**GIVEN DATA**
◇ ◇ ◇ ◇

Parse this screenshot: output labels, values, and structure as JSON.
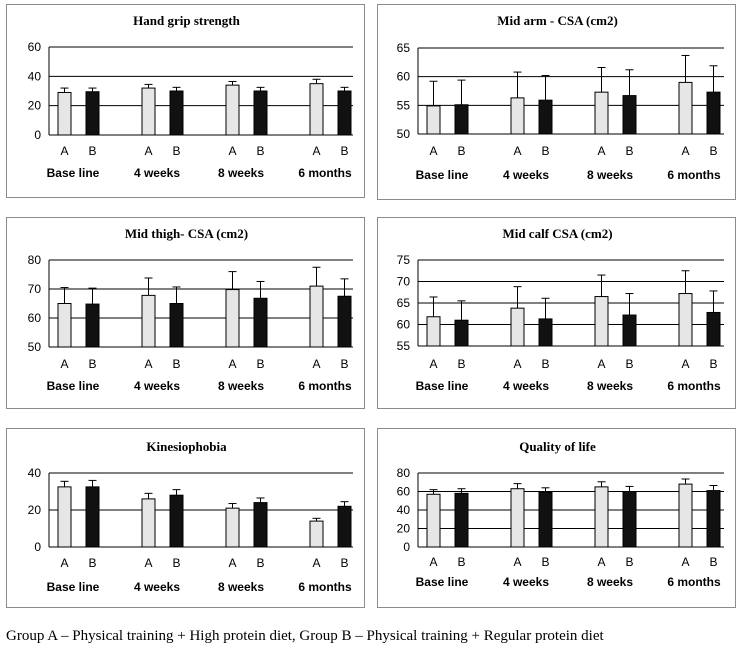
{
  "chart_data": [
    {
      "type": "bar",
      "title": "Hand grip strength",
      "ylim": [
        0,
        60
      ],
      "yticks": [
        0,
        20,
        40,
        60
      ],
      "groups": [
        "A",
        "B"
      ],
      "periods": [
        "Base line",
        "4 weeks",
        "8 weeks",
        "6 months"
      ],
      "series": [
        {
          "name": "A",
          "color": "#e6e6e6",
          "values": [
            29,
            32,
            34,
            35
          ],
          "errors": [
            3,
            2.5,
            2.5,
            3
          ]
        },
        {
          "name": "B",
          "color": "#111111",
          "values": [
            29.5,
            30,
            30,
            30
          ],
          "errors": [
            2.5,
            2.5,
            2.5,
            2.5
          ]
        }
      ]
    },
    {
      "type": "bar",
      "title": "Mid arm - CSA (cm2)",
      "ylim": [
        50,
        65
      ],
      "yticks": [
        50,
        55,
        60,
        65
      ],
      "groups": [
        "A",
        "B"
      ],
      "periods": [
        "Base line",
        "4 weeks",
        "8 weeks",
        "6 months"
      ],
      "series": [
        {
          "name": "A",
          "color": "#e6e6e6",
          "values": [
            54.9,
            56.3,
            57.3,
            59
          ],
          "errors": [
            4.3,
            4.5,
            4.3,
            4.7
          ]
        },
        {
          "name": "B",
          "color": "#111111",
          "values": [
            55.1,
            55.9,
            56.7,
            57.3
          ],
          "errors": [
            4.3,
            4.3,
            4.5,
            4.6
          ]
        }
      ]
    },
    {
      "type": "bar",
      "title": "Mid thigh- CSA (cm2)",
      "ylim": [
        50,
        80
      ],
      "yticks": [
        50,
        60,
        70,
        80
      ],
      "groups": [
        "A",
        "B"
      ],
      "periods": [
        "Base line",
        "4 weeks",
        "8 weeks",
        "6 months"
      ],
      "series": [
        {
          "name": "A",
          "color": "#e6e6e6",
          "values": [
            65,
            67.8,
            69.8,
            71
          ],
          "errors": [
            5.5,
            6,
            6.2,
            6.5
          ]
        },
        {
          "name": "B",
          "color": "#111111",
          "values": [
            64.8,
            65,
            66.8,
            67.5
          ],
          "errors": [
            5.5,
            5.7,
            5.8,
            6
          ]
        }
      ]
    },
    {
      "type": "bar",
      "title": "Mid calf CSA (cm2)",
      "ylim": [
        55,
        75
      ],
      "yticks": [
        55,
        60,
        65,
        70,
        75
      ],
      "groups": [
        "A",
        "B"
      ],
      "periods": [
        "Base line",
        "4 weeks",
        "8 weeks",
        "6 months"
      ],
      "series": [
        {
          "name": "A",
          "color": "#e6e6e6",
          "values": [
            61.8,
            63.8,
            66.5,
            67.2
          ],
          "errors": [
            4.6,
            5,
            5,
            5.3
          ]
        },
        {
          "name": "B",
          "color": "#111111",
          "values": [
            61,
            61.3,
            62.2,
            62.8
          ],
          "errors": [
            4.5,
            4.8,
            5,
            5
          ]
        }
      ]
    },
    {
      "type": "bar",
      "title": "Kinesiophobia",
      "ylim": [
        0,
        40
      ],
      "yticks": [
        0,
        20,
        40
      ],
      "groups": [
        "A",
        "B"
      ],
      "periods": [
        "Base line",
        "4 weeks",
        "8 weeks",
        "6 months"
      ],
      "series": [
        {
          "name": "A",
          "color": "#e6e6e6",
          "values": [
            32.5,
            26,
            21,
            14
          ],
          "errors": [
            3,
            3,
            2.5,
            1.5
          ]
        },
        {
          "name": "B",
          "color": "#111111",
          "values": [
            32.5,
            28,
            24,
            22
          ],
          "errors": [
            3.5,
            3,
            2.5,
            2.5
          ]
        }
      ]
    },
    {
      "type": "bar",
      "title": "Quality of life",
      "ylim": [
        0,
        80
      ],
      "yticks": [
        0,
        20,
        40,
        60,
        80
      ],
      "groups": [
        "A",
        "B"
      ],
      "periods": [
        "Base line",
        "4 weeks",
        "8 weeks",
        "6 months"
      ],
      "series": [
        {
          "name": "A",
          "color": "#e6e6e6",
          "values": [
            57,
            63,
            65,
            68
          ],
          "errors": [
            5,
            5.5,
            5.5,
            5.5
          ]
        },
        {
          "name": "B",
          "color": "#111111",
          "values": [
            58,
            59,
            60,
            61
          ],
          "errors": [
            5,
            5,
            5.5,
            5.5
          ]
        }
      ]
    }
  ],
  "caption": "Group A – Physical training + High protein diet, Group B – Physical training + Regular protein diet"
}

◇ ◇ ◇ ◇

**WHAT TO PRODUCE**
Write the material above out again exactly as it reads, but don't carry over the pictures.

**OUTPUT FOR THIS TASK**
Parse this screenshot: output labels, values, and structure as JSON.
{
  "chart_data": [
    {
      "type": "bar",
      "title": "Hand grip strength",
      "ylim": [
        0,
        60
      ],
      "yticks": [
        0,
        20,
        40,
        60
      ],
      "groups": [
        "A",
        "B"
      ],
      "periods": [
        "Base line",
        "4 weeks",
        "8 weeks",
        "6 months"
      ],
      "series": [
        {
          "name": "A",
          "color": "#e6e6e6",
          "values": [
            29,
            32,
            34,
            35
          ],
          "errors": [
            3,
            2.5,
            2.5,
            3
          ]
        },
        {
          "name": "B",
          "color": "#111111",
          "values": [
            29.5,
            30,
            30,
            30
          ],
          "errors": [
            2.5,
            2.5,
            2.5,
            2.5
          ]
        }
      ]
    },
    {
      "type": "bar",
      "title": "Mid arm - CSA (cm2)",
      "ylim": [
        50,
        65
      ],
      "yticks": [
        50,
        55,
        60,
        65
      ],
      "groups": [
        "A",
        "B"
      ],
      "periods": [
        "Base line",
        "4 weeks",
        "8 weeks",
        "6 months"
      ],
      "series": [
        {
          "name": "A",
          "color": "#e6e6e6",
          "values": [
            54.9,
            56.3,
            57.3,
            59
          ],
          "errors": [
            4.3,
            4.5,
            4.3,
            4.7
          ]
        },
        {
          "name": "B",
          "color": "#111111",
          "values": [
            55.1,
            55.9,
            56.7,
            57.3
          ],
          "errors": [
            4.3,
            4.3,
            4.5,
            4.6
          ]
        }
      ]
    },
    {
      "type": "bar",
      "title": "Mid thigh- CSA (cm2)",
      "ylim": [
        50,
        80
      ],
      "yticks": [
        50,
        60,
        70,
        80
      ],
      "groups": [
        "A",
        "B"
      ],
      "periods": [
        "Base line",
        "4 weeks",
        "8 weeks",
        "6 months"
      ],
      "series": [
        {
          "name": "A",
          "color": "#e6e6e6",
          "values": [
            65,
            67.8,
            69.8,
            71
          ],
          "errors": [
            5.5,
            6,
            6.2,
            6.5
          ]
        },
        {
          "name": "B",
          "color": "#111111",
          "values": [
            64.8,
            65,
            66.8,
            67.5
          ],
          "errors": [
            5.5,
            5.7,
            5.8,
            6
          ]
        }
      ]
    },
    {
      "type": "bar",
      "title": "Mid calf CSA (cm2)",
      "ylim": [
        55,
        75
      ],
      "yticks": [
        55,
        60,
        65,
        70,
        75
      ],
      "groups": [
        "A",
        "B"
      ],
      "periods": [
        "Base line",
        "4 weeks",
        "8 weeks",
        "6 months"
      ],
      "series": [
        {
          "name": "A",
          "color": "#e6e6e6",
          "values": [
            61.8,
            63.8,
            66.5,
            67.2
          ],
          "errors": [
            4.6,
            5,
            5,
            5.3
          ]
        },
        {
          "name": "B",
          "color": "#111111",
          "values": [
            61,
            61.3,
            62.2,
            62.8
          ],
          "errors": [
            4.5,
            4.8,
            5,
            5
          ]
        }
      ]
    },
    {
      "type": "bar",
      "title": "Kinesiophobia",
      "ylim": [
        0,
        40
      ],
      "yticks": [
        0,
        20,
        40
      ],
      "groups": [
        "A",
        "B"
      ],
      "periods": [
        "Base line",
        "4 weeks",
        "8 weeks",
        "6 months"
      ],
      "series": [
        {
          "name": "A",
          "color": "#e6e6e6",
          "values": [
            32.5,
            26,
            21,
            14
          ],
          "errors": [
            3,
            3,
            2.5,
            1.5
          ]
        },
        {
          "name": "B",
          "color": "#111111",
          "values": [
            32.5,
            28,
            24,
            22
          ],
          "errors": [
            3.5,
            3,
            2.5,
            2.5
          ]
        }
      ]
    },
    {
      "type": "bar",
      "title": "Quality of life",
      "ylim": [
        0,
        80
      ],
      "yticks": [
        0,
        20,
        40,
        60,
        80
      ],
      "groups": [
        "A",
        "B"
      ],
      "periods": [
        "Base line",
        "4 weeks",
        "8 weeks",
        "6 months"
      ],
      "series": [
        {
          "name": "A",
          "color": "#e6e6e6",
          "values": [
            57,
            63,
            65,
            68
          ],
          "errors": [
            5,
            5.5,
            5.5,
            5.5
          ]
        },
        {
          "name": "B",
          "color": "#111111",
          "values": [
            58,
            59,
            60,
            61
          ],
          "errors": [
            5,
            5,
            5.5,
            5.5
          ]
        }
      ]
    }
  ],
  "caption": "Group A – Physical training + High protein diet, Group B – Physical training + Regular protein diet"
}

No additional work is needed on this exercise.